== Data entries for graphics ==
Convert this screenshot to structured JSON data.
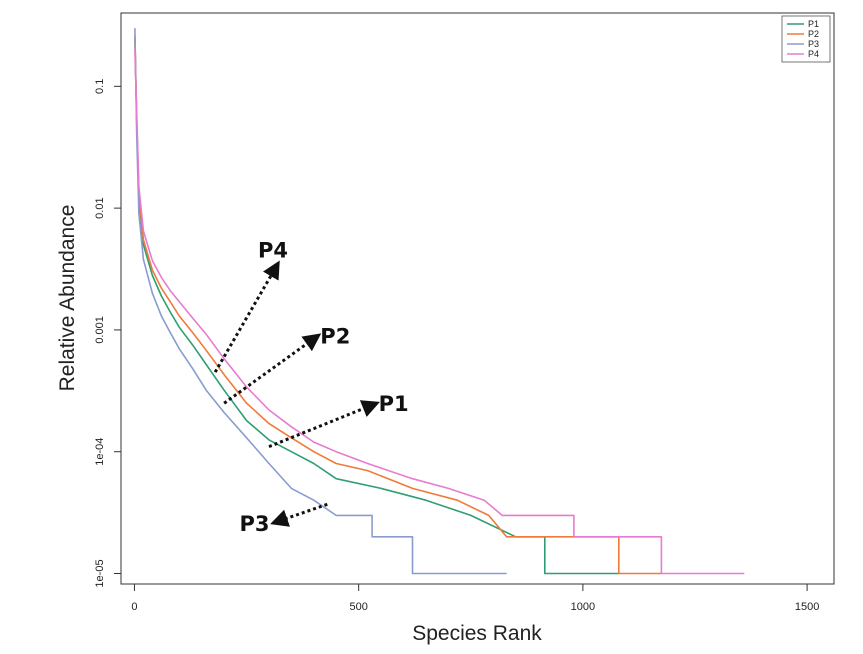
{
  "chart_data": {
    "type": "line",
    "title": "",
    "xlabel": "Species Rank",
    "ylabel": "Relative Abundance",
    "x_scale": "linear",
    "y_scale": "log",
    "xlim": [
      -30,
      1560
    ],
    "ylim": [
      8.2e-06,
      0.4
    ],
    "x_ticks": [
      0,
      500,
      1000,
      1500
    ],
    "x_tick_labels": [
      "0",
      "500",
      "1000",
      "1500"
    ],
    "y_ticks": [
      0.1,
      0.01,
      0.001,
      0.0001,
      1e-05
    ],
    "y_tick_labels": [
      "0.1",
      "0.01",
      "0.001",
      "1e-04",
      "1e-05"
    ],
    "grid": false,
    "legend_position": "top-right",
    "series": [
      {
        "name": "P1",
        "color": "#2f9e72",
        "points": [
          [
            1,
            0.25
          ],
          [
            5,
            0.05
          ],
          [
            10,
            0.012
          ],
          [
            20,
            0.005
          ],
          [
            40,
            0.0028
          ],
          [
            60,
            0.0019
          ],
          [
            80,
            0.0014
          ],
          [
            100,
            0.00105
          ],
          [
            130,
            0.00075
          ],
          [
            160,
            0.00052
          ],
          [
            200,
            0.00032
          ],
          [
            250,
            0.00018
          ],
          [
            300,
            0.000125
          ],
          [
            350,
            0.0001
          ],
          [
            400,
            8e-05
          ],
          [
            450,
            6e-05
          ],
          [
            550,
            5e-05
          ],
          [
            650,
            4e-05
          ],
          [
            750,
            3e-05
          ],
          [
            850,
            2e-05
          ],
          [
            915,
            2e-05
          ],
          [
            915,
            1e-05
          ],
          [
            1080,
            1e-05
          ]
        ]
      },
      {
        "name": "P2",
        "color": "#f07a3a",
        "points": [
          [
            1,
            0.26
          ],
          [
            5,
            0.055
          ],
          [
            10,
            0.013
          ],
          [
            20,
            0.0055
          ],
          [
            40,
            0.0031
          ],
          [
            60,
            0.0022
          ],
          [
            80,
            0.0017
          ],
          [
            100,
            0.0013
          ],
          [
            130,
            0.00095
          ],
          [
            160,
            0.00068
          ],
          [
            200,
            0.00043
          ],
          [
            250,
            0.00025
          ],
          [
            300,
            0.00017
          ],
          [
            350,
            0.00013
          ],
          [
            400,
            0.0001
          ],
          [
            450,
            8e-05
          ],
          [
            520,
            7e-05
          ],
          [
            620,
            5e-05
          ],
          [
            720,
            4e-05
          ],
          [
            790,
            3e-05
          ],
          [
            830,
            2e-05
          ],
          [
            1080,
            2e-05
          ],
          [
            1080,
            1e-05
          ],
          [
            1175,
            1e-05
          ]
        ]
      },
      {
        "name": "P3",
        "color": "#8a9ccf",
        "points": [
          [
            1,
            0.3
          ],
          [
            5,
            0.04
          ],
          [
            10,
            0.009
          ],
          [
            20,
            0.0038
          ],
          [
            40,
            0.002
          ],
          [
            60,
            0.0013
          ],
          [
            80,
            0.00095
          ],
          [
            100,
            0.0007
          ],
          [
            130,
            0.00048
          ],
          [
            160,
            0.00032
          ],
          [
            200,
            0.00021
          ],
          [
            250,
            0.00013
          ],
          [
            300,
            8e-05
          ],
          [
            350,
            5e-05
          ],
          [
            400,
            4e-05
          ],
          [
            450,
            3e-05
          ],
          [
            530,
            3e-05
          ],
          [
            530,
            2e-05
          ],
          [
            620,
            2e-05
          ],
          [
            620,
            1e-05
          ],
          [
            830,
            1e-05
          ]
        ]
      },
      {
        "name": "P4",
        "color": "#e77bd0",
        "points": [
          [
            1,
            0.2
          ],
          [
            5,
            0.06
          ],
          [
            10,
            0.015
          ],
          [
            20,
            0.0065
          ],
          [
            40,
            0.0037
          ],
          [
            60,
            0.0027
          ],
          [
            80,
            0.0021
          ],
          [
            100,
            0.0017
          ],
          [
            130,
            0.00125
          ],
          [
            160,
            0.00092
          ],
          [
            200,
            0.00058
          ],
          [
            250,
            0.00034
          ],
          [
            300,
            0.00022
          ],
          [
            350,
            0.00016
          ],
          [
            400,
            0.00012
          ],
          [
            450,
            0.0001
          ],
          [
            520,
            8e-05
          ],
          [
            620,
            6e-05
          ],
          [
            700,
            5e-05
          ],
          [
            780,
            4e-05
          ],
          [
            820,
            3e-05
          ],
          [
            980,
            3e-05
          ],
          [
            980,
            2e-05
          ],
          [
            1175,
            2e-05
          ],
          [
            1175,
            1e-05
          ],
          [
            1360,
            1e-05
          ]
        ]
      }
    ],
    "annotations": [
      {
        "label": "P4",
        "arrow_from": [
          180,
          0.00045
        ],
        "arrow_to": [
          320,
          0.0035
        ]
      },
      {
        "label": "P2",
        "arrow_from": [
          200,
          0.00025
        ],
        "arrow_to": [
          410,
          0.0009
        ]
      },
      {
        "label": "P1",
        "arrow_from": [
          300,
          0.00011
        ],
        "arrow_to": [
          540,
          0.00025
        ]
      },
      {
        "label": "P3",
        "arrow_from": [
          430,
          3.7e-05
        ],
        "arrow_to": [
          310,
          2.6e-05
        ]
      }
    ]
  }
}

---

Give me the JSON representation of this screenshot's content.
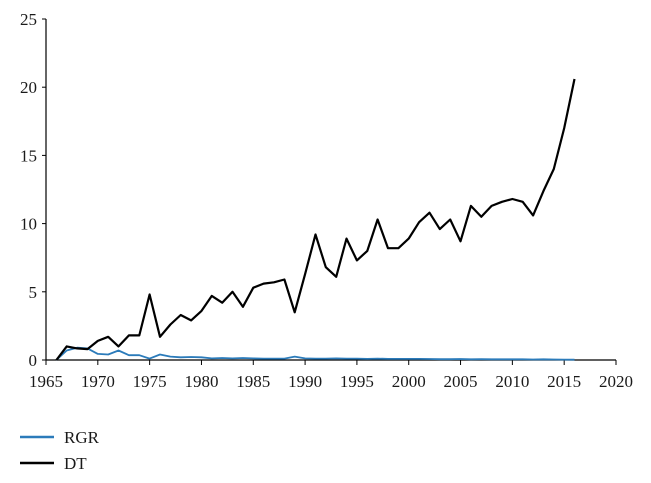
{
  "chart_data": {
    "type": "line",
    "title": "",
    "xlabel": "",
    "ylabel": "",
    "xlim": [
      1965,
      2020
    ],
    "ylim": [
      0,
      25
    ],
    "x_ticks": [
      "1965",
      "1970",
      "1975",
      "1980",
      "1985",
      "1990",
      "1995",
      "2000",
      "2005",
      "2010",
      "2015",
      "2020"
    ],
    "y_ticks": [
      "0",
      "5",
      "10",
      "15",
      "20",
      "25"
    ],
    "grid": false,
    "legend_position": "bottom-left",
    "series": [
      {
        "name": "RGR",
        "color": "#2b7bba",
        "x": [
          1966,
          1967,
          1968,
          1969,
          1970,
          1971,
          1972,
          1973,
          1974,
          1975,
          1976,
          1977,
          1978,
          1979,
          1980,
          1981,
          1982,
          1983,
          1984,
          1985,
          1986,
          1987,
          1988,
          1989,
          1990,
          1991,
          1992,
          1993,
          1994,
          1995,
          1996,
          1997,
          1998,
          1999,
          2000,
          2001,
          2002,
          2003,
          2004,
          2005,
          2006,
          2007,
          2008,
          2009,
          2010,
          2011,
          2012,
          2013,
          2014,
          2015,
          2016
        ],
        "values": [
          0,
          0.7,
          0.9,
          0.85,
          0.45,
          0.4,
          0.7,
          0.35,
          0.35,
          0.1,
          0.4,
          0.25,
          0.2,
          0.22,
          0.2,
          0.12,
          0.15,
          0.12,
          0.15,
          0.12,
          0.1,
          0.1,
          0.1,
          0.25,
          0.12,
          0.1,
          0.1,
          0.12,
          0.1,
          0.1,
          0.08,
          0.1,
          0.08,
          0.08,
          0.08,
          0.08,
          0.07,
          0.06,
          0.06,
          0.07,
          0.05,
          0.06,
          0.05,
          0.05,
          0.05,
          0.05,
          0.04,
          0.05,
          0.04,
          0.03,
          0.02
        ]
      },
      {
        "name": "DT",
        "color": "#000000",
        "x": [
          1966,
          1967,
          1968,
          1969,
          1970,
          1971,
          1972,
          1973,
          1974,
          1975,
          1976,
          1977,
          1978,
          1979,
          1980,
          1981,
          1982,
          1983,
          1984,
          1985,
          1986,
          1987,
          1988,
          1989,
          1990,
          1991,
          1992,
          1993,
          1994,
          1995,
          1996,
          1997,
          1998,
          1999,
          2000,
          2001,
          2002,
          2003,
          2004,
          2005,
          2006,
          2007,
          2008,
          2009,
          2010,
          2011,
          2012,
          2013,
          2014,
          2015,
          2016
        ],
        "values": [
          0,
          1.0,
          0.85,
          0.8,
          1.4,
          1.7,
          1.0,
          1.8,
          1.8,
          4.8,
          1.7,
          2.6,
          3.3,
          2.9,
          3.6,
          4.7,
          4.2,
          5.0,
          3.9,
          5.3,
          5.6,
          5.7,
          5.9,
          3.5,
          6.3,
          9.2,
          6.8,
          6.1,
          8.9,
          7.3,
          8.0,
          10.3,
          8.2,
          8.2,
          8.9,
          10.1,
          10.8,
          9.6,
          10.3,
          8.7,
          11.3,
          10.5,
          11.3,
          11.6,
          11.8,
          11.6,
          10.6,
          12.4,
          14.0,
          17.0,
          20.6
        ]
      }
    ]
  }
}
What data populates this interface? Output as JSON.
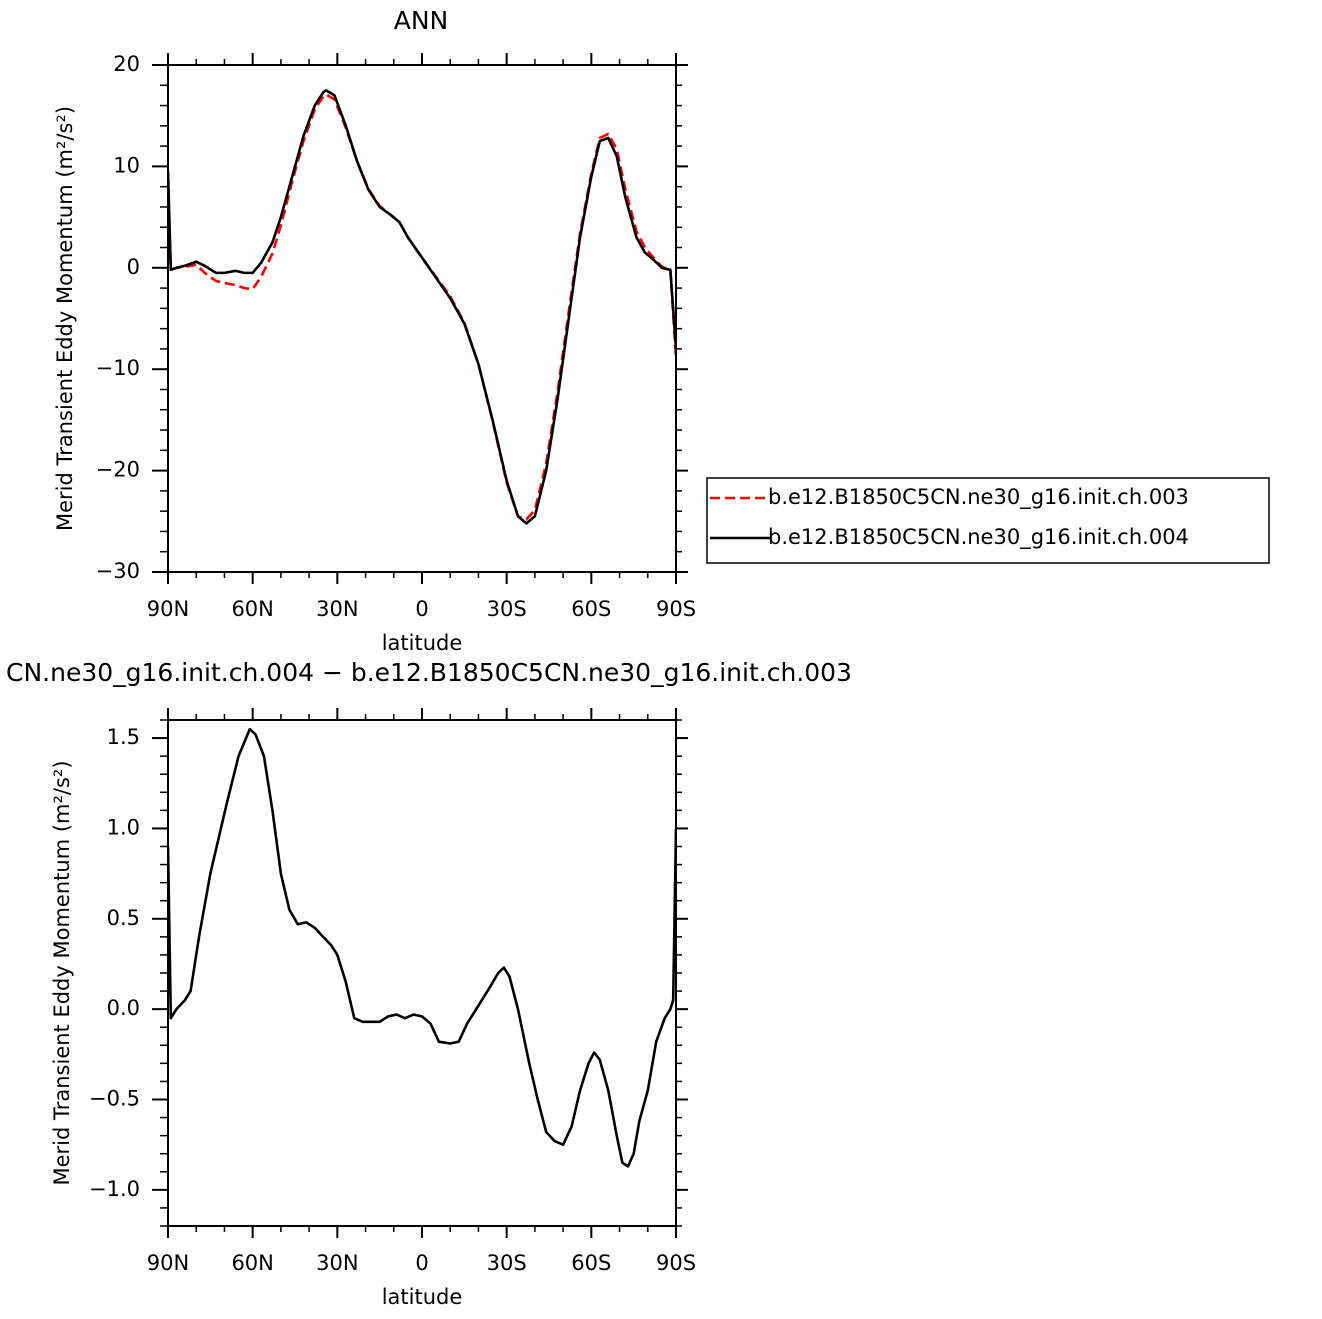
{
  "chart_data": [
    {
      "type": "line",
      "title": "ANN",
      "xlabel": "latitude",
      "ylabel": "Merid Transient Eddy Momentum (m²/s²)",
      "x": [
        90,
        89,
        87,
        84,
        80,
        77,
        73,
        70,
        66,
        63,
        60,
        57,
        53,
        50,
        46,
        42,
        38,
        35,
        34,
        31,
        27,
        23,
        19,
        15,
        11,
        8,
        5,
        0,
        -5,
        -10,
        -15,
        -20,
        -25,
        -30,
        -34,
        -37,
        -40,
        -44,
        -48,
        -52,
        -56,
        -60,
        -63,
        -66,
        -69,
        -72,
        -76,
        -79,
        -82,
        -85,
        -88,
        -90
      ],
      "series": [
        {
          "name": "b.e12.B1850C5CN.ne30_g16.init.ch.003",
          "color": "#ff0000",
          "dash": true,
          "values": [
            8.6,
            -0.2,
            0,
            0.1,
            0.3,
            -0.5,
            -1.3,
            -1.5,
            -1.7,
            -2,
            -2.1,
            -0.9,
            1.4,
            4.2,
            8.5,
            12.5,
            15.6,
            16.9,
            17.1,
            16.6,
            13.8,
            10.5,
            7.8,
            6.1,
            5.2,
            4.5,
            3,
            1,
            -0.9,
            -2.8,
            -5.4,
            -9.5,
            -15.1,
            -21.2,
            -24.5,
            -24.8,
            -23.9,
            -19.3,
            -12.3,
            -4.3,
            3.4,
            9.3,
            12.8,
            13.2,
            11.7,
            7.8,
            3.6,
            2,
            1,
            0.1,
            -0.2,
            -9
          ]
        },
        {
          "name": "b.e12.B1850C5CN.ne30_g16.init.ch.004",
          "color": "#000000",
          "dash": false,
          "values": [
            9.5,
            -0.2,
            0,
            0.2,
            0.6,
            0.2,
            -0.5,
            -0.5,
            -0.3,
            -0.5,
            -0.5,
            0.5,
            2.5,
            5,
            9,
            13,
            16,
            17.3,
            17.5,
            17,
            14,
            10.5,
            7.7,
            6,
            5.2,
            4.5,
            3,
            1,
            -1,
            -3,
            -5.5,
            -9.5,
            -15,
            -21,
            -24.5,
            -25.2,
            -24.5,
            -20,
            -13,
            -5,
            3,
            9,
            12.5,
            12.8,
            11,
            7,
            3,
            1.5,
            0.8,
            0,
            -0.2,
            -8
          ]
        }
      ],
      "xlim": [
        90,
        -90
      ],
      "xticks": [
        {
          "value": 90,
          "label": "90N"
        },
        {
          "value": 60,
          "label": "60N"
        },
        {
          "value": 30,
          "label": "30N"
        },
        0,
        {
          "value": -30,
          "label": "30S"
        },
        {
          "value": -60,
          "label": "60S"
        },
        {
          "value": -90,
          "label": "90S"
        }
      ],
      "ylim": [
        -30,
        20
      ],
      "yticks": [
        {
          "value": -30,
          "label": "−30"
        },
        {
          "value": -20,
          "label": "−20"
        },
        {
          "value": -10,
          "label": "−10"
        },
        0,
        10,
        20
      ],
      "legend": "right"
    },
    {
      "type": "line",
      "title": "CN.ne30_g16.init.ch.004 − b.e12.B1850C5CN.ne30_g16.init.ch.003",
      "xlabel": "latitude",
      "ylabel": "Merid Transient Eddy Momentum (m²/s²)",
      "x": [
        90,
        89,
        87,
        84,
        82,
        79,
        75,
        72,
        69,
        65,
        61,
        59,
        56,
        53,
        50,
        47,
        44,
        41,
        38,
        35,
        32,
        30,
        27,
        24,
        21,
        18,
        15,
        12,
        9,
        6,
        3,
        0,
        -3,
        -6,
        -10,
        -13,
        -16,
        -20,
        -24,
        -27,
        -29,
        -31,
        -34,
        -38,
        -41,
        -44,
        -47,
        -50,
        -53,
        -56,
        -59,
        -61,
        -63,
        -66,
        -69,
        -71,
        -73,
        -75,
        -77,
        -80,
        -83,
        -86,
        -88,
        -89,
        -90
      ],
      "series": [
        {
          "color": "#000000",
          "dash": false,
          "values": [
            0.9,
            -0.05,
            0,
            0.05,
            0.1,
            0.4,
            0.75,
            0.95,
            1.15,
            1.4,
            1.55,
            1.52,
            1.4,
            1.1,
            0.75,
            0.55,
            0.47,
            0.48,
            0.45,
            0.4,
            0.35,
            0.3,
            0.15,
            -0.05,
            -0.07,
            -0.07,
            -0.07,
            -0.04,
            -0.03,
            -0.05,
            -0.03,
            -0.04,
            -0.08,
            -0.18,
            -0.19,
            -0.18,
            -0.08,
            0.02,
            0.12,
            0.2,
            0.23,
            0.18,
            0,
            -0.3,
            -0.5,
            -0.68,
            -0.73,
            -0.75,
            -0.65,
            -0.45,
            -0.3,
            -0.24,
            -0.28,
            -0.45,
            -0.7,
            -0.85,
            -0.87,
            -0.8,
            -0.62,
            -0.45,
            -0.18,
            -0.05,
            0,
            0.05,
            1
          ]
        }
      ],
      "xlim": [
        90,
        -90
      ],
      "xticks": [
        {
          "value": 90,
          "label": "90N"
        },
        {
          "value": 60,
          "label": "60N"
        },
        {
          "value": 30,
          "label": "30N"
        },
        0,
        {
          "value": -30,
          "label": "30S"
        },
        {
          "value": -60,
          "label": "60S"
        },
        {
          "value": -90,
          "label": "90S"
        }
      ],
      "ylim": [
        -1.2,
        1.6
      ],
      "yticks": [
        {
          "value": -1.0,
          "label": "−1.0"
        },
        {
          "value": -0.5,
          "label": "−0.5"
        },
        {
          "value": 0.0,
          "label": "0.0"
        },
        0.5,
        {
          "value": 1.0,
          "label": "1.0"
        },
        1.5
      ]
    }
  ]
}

== Work required ==
Report each line in the preceding entries that holds the string "JSON".

== Answer for this exercise ==
Convert this screenshot to structured JSON data.
Give me the JSON representation of this screenshot's content.
What data populates this interface? Output as JSON.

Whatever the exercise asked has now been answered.